Assigned task
Restate the listing below word for word.

Information given

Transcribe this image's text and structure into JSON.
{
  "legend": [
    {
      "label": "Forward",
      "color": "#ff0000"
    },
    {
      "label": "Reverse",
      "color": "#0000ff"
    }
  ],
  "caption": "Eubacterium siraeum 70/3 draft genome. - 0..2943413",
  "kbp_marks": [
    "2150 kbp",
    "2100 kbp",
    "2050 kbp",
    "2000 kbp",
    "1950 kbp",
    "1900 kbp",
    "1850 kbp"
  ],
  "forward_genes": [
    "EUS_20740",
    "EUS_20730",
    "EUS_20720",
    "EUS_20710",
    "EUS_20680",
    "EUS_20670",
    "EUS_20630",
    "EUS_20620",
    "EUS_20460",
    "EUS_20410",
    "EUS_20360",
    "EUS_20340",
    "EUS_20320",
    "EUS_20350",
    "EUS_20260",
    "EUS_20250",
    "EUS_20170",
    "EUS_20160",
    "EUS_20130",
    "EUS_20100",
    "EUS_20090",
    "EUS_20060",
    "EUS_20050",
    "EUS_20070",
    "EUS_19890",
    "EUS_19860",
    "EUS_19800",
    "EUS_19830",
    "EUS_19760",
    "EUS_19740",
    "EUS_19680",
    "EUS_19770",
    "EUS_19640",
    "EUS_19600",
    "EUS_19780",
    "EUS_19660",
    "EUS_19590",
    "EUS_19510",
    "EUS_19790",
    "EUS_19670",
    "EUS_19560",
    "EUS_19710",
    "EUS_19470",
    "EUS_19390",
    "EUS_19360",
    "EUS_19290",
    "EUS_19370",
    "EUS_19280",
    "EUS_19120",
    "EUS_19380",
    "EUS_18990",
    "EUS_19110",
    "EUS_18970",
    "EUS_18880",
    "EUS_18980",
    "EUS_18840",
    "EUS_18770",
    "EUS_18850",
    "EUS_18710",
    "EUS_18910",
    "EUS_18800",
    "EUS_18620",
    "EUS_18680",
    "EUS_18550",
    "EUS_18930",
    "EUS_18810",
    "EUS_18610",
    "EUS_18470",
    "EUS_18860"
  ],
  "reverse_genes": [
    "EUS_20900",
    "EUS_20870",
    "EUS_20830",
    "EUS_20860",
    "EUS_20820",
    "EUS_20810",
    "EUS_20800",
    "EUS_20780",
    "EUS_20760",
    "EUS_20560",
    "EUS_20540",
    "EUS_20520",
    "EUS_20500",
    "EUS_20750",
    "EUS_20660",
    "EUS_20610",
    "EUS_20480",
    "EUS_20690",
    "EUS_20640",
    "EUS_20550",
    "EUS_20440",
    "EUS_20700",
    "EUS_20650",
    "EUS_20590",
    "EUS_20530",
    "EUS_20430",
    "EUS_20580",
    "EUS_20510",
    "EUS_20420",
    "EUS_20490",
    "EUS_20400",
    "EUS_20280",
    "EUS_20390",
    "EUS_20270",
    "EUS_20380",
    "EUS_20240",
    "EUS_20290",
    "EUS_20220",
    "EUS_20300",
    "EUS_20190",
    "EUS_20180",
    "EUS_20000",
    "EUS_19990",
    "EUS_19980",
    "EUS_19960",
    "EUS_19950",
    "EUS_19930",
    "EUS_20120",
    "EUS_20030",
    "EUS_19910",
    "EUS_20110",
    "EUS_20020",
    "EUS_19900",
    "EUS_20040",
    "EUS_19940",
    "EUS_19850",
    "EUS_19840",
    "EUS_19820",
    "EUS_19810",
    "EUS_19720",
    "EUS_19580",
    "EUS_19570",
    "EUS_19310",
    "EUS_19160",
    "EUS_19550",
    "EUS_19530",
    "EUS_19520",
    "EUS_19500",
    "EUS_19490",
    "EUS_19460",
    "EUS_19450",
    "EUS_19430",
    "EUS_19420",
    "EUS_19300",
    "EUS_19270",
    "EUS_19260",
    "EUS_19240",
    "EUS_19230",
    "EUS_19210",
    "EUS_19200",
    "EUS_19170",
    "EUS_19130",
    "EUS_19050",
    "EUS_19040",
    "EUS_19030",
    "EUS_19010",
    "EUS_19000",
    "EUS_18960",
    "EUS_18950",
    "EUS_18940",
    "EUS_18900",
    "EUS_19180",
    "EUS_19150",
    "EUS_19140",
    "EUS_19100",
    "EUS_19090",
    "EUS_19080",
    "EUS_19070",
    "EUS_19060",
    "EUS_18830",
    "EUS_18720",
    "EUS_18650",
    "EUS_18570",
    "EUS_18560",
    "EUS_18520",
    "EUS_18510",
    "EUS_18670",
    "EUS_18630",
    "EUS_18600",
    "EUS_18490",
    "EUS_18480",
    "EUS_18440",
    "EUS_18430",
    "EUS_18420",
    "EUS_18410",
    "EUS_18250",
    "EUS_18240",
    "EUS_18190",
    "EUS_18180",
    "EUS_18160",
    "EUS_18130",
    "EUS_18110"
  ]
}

Response to this exercise
Transcribe this image's text and structure into JSON.
{
  "legend": [
    {
      "label": "Forward",
      "color": "#ff0000"
    },
    {
      "label": "Reverse",
      "color": "#0000ff"
    }
  ],
  "caption": "Eubacterium siraeum 70/3 draft genome. - 0..2943413",
  "kbp_marks": [
    "2150 kbp",
    "2100 kbp",
    "2050 kbp",
    "2000 kbp",
    "1950 kbp",
    "1900 kbp",
    "1850 kbp"
  ],
  "forward_genes": [
    "EUS_20740",
    "EUS_20730",
    "EUS_20720",
    "EUS_20710",
    "EUS_20680",
    "EUS_20670",
    "EUS_20630",
    "EUS_20620",
    "EUS_20460",
    "EUS_20410",
    "EUS_20360",
    "EUS_20340",
    "EUS_20320",
    "EUS_20350",
    "EUS_20260",
    "EUS_20250",
    "EUS_20170",
    "EUS_20160",
    "EUS_20130",
    "EUS_20100",
    "EUS_20090",
    "EUS_20060",
    "EUS_20050",
    "EUS_20070",
    "EUS_19890",
    "EUS_19860",
    "EUS_19800",
    "EUS_19830",
    "EUS_19760",
    "EUS_19740",
    "EUS_19680",
    "EUS_19770",
    "EUS_19640",
    "EUS_19600",
    "EUS_19780",
    "EUS_19660",
    "EUS_19590",
    "EUS_19510",
    "EUS_19790",
    "EUS_19670",
    "EUS_19560",
    "EUS_19710",
    "EUS_19470",
    "EUS_19390",
    "EUS_19360",
    "EUS_19290",
    "EUS_19370",
    "EUS_19280",
    "EUS_19120",
    "EUS_19380",
    "EUS_18990",
    "EUS_19110",
    "EUS_18970",
    "EUS_18880",
    "EUS_18980",
    "EUS_18840",
    "EUS_18770",
    "EUS_18850",
    "EUS_18710",
    "EUS_18910",
    "EUS_18800",
    "EUS_18620",
    "EUS_18680",
    "EUS_18550",
    "EUS_18930",
    "EUS_18810",
    "EUS_18610",
    "EUS_18470",
    "EUS_18860"
  ],
  "reverse_genes": [
    "EUS_20900",
    "EUS_20870",
    "EUS_20830",
    "EUS_20860",
    "EUS_20820",
    "EUS_20810",
    "EUS_20800",
    "EUS_20780",
    "EUS_20760",
    "EUS_20560",
    "EUS_20540",
    "EUS_20520",
    "EUS_20500",
    "EUS_20750",
    "EUS_20660",
    "EUS_20610",
    "EUS_20480",
    "EUS_20690",
    "EUS_20640",
    "EUS_20550",
    "EUS_20440",
    "EUS_20700",
    "EUS_20650",
    "EUS_20590",
    "EUS_20530",
    "EUS_20430",
    "EUS_20580",
    "EUS_20510",
    "EUS_20420",
    "EUS_20490",
    "EUS_20400",
    "EUS_20280",
    "EUS_20390",
    "EUS_20270",
    "EUS_20380",
    "EUS_20240",
    "EUS_20290",
    "EUS_20220",
    "EUS_20300",
    "EUS_20190",
    "EUS_20180",
    "EUS_20000",
    "EUS_19990",
    "EUS_19980",
    "EUS_19960",
    "EUS_19950",
    "EUS_19930",
    "EUS_20120",
    "EUS_20030",
    "EUS_19910",
    "EUS_20110",
    "EUS_20020",
    "EUS_19900",
    "EUS_20040",
    "EUS_19940",
    "EUS_19850",
    "EUS_19840",
    "EUS_19820",
    "EUS_19810",
    "EUS_19720",
    "EUS_19580",
    "EUS_19570",
    "EUS_19310",
    "EUS_19160",
    "EUS_19550",
    "EUS_19530",
    "EUS_19520",
    "EUS_19500",
    "EUS_19490",
    "EUS_19460",
    "EUS_19450",
    "EUS_19430",
    "EUS_19420",
    "EUS_19300",
    "EUS_19270",
    "EUS_19260",
    "EUS_19240",
    "EUS_19230",
    "EUS_19210",
    "EUS_19200",
    "EUS_19170",
    "EUS_19130",
    "EUS_19050",
    "EUS_19040",
    "EUS_19030",
    "EUS_19010",
    "EUS_19000",
    "EUS_18960",
    "EUS_18950",
    "EUS_18940",
    "EUS_18900",
    "EUS_19180",
    "EUS_19150",
    "EUS_19140",
    "EUS_19100",
    "EUS_19090",
    "EUS_19080",
    "EUS_19070",
    "EUS_19060",
    "EUS_18830",
    "EUS_18720",
    "EUS_18650",
    "EUS_18570",
    "EUS_18560",
    "EUS_18520",
    "EUS_18510",
    "EUS_18670",
    "EUS_18630",
    "EUS_18600",
    "EUS_18490",
    "EUS_18480",
    "EUS_18440",
    "EUS_18430",
    "EUS_18420",
    "EUS_18410",
    "EUS_18250",
    "EUS_18240",
    "EUS_18190",
    "EUS_18180",
    "EUS_18160",
    "EUS_18130",
    "EUS_18110"
  ]
}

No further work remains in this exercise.